▶ _Task_
Repeat the material from its first line through the line containing "essay-label: Эссе xyxy=(379,75,411,91)", keeping both ends.

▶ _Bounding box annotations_
★ ★ ★ ★
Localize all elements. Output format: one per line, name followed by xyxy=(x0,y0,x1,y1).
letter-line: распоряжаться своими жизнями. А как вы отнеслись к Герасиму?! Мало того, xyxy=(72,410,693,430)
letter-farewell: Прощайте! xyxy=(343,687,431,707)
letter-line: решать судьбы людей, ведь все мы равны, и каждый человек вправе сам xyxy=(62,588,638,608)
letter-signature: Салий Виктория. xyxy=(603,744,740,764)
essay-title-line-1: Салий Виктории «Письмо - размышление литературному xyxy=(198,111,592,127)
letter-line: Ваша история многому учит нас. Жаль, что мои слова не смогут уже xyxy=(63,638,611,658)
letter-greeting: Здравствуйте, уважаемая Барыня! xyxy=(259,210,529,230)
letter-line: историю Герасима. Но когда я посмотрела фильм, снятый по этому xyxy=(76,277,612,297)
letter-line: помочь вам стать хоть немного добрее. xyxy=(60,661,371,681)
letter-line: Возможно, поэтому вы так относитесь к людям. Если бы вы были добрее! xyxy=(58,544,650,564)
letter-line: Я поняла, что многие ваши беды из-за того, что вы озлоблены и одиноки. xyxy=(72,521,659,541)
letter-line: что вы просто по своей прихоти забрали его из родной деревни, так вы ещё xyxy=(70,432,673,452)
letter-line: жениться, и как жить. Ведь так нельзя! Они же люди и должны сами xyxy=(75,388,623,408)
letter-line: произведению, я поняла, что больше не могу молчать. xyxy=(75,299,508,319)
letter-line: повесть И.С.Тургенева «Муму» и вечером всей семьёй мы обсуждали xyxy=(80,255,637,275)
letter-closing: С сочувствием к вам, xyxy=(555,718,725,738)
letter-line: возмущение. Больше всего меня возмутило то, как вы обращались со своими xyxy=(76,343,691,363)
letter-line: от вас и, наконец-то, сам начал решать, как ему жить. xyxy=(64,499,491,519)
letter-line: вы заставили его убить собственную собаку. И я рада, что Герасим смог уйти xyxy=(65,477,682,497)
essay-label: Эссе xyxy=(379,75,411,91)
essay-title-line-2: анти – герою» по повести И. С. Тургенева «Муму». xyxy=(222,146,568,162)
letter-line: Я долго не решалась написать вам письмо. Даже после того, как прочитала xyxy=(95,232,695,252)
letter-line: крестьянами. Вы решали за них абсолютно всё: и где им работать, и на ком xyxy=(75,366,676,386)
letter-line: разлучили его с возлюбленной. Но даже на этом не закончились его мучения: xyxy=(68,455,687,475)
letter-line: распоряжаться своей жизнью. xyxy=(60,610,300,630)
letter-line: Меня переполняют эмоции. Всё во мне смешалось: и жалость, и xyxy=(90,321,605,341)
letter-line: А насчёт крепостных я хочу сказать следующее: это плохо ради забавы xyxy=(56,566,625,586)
★ ★ ★ ★
▶ _Problem solution_
Localize all elements. Output format: one per line, name followed by xyxy=(x0,y0,x1,y1).
letter-line: распоряжаться своими жизнями. А как вы отнеслись к Герасиму?! Мало того, xyxy=(72,410,693,430)
letter-farewell: Прощайте! xyxy=(343,687,431,707)
letter-line: решать судьбы людей, ведь все мы равны, и каждый человек вправе сам xyxy=(62,588,638,608)
letter-signature: Салий Виктория. xyxy=(603,744,740,764)
essay-title-line-1: Салий Виктории «Письмо - размышление литературному xyxy=(198,111,592,127)
letter-line: Ваша история многому учит нас. Жаль, что мои слова не смогут уже xyxy=(63,638,611,658)
letter-greeting: Здравствуйте, уважаемая Барыня! xyxy=(259,210,529,230)
letter-line: историю Герасима. Но когда я посмотрела фильм, снятый по этому xyxy=(76,277,612,297)
letter-line: помочь вам стать хоть немного добрее. xyxy=(60,661,371,681)
letter-line: Возможно, поэтому вы так относитесь к людям. Если бы вы были добрее! xyxy=(58,544,650,564)
letter-line: Я поняла, что многие ваши беды из-за того, что вы озлоблены и одиноки. xyxy=(72,521,659,541)
letter-line: что вы просто по своей прихоти забрали его из родной деревни, так вы ещё xyxy=(70,432,673,452)
letter-line: жениться, и как жить. Ведь так нельзя! Они же люди и должны сами xyxy=(75,388,623,408)
letter-line: произведению, я поняла, что больше не могу молчать. xyxy=(75,299,508,319)
letter-line: повесть И.С.Тургенева «Муму» и вечером всей семьёй мы обсуждали xyxy=(80,255,637,275)
letter-closing: С сочувствием к вам, xyxy=(555,718,725,738)
letter-line: возмущение. Больше всего меня возмутило то, как вы обращались со своими xyxy=(76,343,691,363)
letter-line: от вас и, наконец-то, сам начал решать, как ему жить. xyxy=(64,499,491,519)
letter-line: вы заставили его убить собственную собаку. И я рада, что Герасим смог уйти xyxy=(65,477,682,497)
essay-label: Эссе xyxy=(379,75,411,91)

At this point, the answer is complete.